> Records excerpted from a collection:

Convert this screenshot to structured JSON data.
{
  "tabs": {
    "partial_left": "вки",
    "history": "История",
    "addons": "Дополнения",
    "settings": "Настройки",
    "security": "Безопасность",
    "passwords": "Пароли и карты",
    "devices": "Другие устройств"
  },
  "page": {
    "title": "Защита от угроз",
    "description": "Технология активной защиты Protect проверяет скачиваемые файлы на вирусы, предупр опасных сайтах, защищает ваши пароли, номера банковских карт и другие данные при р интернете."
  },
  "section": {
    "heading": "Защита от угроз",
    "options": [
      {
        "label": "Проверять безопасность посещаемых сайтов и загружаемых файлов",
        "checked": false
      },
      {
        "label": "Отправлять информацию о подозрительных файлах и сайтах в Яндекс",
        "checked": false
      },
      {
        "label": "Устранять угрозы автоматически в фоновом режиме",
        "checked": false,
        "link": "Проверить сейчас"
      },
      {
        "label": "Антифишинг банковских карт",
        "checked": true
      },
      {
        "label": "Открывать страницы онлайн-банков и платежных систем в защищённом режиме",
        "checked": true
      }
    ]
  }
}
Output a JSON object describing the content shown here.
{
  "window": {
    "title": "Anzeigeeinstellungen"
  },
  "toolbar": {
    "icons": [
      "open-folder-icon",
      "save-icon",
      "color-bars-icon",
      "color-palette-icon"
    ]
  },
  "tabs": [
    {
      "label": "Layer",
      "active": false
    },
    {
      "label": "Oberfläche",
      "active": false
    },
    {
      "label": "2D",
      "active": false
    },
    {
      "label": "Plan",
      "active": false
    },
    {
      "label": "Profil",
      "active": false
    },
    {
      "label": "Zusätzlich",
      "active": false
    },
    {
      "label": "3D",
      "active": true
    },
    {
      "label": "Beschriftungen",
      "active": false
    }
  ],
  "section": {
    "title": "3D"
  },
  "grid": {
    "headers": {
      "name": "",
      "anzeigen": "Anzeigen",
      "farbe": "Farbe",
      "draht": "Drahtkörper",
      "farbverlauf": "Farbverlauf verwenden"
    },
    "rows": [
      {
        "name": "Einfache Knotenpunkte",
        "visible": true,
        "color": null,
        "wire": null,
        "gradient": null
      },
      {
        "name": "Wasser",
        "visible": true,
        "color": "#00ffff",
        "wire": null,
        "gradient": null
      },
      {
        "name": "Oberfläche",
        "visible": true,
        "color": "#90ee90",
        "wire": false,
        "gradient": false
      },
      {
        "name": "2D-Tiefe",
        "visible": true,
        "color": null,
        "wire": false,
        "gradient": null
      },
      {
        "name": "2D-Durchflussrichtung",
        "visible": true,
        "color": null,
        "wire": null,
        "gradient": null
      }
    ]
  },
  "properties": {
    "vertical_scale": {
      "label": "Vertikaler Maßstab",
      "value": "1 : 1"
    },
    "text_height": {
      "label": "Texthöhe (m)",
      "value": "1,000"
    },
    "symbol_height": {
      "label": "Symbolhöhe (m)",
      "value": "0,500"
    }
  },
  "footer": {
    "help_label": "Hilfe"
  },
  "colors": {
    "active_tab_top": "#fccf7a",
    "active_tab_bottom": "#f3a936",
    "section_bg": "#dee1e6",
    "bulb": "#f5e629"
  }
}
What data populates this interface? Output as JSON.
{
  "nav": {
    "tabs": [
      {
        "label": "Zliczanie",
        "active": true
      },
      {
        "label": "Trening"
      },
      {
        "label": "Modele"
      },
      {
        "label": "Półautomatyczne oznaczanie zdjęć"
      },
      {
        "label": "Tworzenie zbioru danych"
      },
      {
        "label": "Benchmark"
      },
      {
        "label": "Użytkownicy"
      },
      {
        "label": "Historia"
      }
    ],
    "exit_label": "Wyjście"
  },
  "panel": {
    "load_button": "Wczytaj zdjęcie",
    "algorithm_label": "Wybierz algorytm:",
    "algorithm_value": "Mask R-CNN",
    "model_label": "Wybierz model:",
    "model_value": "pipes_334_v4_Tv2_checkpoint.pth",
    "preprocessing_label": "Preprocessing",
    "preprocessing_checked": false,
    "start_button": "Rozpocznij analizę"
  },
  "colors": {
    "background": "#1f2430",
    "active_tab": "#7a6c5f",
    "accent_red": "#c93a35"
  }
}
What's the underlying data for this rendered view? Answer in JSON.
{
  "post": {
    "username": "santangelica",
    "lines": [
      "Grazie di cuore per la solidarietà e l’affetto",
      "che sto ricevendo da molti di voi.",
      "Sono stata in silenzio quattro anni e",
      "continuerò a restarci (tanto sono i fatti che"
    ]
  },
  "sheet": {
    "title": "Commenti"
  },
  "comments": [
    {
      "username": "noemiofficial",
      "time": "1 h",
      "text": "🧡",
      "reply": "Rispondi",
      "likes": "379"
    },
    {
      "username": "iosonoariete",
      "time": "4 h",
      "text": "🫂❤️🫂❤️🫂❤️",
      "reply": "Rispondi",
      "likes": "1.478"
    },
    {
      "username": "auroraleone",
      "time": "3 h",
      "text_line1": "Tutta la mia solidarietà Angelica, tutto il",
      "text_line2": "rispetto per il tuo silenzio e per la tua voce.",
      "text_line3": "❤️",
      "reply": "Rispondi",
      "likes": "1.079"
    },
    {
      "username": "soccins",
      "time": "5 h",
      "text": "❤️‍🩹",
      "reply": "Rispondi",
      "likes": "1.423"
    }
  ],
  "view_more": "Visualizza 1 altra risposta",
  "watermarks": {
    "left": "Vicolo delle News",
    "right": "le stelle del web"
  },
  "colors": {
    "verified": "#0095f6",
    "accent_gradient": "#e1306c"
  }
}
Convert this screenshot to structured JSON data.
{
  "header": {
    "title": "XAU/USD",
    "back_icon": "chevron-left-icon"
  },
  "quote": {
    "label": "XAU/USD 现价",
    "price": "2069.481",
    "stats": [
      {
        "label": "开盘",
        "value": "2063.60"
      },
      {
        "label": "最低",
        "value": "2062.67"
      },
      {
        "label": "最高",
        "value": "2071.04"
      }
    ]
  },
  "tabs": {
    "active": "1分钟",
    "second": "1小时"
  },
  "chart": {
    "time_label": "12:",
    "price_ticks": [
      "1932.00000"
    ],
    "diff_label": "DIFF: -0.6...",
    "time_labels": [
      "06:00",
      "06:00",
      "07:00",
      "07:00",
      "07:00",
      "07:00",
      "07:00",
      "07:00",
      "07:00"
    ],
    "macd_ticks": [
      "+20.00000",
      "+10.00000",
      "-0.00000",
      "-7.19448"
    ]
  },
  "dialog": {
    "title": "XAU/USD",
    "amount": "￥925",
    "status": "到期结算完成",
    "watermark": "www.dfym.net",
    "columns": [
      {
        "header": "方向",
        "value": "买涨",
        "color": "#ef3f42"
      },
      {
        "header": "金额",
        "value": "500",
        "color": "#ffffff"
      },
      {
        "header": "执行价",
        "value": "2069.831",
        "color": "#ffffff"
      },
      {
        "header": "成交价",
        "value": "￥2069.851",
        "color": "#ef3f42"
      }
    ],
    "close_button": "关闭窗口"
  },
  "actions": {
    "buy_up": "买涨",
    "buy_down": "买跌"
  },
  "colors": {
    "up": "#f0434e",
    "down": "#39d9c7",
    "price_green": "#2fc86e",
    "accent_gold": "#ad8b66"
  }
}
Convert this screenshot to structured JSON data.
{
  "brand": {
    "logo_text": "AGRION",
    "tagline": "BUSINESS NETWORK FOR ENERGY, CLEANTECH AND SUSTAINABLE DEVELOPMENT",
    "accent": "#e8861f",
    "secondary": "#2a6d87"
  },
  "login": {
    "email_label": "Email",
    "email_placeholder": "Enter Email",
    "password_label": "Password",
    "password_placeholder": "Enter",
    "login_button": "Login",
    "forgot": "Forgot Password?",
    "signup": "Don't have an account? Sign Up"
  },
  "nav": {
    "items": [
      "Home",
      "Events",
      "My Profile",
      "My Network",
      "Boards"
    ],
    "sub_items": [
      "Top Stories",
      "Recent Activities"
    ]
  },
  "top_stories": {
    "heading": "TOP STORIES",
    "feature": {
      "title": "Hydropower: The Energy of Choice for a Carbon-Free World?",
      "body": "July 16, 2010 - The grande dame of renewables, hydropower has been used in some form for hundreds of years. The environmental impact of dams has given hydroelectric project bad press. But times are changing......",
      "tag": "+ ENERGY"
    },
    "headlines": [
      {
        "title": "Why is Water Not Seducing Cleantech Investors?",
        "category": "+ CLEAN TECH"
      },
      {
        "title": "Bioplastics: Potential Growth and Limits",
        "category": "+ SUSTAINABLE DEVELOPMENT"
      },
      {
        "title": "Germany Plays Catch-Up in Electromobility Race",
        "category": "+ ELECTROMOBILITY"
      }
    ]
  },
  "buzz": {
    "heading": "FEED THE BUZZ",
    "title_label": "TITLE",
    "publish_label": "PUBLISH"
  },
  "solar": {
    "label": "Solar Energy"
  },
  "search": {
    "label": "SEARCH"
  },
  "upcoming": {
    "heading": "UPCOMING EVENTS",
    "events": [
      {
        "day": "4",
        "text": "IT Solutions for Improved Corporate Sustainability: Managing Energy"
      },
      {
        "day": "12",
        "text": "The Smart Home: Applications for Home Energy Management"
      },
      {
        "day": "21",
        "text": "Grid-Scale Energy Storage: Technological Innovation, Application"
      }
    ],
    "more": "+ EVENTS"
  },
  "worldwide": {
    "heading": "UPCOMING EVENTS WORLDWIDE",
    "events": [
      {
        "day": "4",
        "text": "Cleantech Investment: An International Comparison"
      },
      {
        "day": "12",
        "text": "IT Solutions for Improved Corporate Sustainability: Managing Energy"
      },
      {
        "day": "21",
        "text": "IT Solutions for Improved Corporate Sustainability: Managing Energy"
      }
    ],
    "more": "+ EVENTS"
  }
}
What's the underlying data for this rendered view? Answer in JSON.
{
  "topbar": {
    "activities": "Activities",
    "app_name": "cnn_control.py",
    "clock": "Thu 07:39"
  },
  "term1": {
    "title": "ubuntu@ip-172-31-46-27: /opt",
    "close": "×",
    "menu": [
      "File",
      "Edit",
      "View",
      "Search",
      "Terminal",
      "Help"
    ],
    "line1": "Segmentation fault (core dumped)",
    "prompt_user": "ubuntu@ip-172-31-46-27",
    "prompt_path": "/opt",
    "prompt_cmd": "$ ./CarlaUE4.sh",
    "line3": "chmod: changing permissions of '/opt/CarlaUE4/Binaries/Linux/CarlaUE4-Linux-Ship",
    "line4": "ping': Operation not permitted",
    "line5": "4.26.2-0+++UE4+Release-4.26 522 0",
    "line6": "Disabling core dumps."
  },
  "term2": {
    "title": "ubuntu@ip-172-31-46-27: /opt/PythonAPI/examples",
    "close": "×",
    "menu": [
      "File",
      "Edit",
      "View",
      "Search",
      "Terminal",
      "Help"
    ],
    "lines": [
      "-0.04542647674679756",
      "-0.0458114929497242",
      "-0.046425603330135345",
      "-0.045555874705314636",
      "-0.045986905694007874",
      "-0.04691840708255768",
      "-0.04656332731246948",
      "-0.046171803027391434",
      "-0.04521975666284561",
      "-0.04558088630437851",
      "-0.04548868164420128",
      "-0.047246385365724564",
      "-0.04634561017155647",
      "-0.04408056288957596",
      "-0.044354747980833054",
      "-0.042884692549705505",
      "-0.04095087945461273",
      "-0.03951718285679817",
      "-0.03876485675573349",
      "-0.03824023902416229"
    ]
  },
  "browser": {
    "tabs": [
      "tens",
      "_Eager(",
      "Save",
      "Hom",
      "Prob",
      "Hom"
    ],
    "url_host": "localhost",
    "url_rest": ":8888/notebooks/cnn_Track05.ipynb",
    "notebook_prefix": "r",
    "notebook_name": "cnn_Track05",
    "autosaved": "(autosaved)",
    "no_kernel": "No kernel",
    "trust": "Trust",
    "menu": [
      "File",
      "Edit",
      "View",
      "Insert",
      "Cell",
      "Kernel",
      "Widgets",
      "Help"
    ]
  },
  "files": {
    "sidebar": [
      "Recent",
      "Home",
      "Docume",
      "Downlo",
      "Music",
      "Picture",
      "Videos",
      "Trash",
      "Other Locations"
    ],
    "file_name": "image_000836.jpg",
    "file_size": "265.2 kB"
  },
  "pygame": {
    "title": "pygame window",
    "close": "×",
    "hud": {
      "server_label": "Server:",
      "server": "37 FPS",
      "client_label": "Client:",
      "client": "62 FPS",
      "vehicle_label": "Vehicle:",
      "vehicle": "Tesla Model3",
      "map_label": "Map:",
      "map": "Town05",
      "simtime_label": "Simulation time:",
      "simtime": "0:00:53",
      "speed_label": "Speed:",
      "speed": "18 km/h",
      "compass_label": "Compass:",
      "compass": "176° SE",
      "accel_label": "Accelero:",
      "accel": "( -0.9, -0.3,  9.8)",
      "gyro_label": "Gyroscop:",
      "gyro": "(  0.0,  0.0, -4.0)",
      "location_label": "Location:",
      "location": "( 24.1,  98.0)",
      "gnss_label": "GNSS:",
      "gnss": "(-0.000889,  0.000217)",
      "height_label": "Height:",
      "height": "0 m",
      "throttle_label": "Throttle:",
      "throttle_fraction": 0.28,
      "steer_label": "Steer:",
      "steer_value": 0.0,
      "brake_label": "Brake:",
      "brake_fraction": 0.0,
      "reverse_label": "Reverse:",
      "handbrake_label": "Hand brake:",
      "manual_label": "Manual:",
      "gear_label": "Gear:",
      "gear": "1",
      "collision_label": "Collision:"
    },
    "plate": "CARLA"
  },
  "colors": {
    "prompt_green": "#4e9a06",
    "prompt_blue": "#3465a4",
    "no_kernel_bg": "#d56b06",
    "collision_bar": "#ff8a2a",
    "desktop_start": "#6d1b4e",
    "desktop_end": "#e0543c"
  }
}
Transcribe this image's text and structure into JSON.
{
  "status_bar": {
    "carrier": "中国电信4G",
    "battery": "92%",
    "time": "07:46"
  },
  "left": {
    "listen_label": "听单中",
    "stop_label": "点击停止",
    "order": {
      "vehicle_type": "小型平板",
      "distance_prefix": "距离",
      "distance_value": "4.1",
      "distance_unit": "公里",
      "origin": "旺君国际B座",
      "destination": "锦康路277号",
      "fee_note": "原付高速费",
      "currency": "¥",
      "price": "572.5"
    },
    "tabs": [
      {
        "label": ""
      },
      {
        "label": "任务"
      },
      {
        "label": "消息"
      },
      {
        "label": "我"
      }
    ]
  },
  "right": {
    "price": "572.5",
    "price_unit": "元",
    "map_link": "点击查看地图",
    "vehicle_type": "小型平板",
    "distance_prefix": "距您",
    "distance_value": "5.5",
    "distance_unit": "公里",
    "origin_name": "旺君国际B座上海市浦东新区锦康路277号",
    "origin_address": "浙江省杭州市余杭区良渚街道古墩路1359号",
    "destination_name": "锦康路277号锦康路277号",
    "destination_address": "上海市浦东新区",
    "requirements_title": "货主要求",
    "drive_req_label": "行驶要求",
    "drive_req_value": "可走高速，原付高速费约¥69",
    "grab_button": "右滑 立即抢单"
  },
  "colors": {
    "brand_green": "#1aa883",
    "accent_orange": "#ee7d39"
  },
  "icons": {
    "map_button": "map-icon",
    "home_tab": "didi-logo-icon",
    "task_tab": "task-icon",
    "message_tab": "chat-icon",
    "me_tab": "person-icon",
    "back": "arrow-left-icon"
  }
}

> WHAT TO PRODUCE: Collect the lines of the records that include the string "банковских".

> REPLY TO THE EXERCISE:
    "description": "Технология активной защиты Protect проверяет скачиваемые файлы на вирусы, предупр опасных сайтах, защищает ваши пароли, номера банковских карт и другие данные при р интернете."
        "label": "Антифишинг банковских карт",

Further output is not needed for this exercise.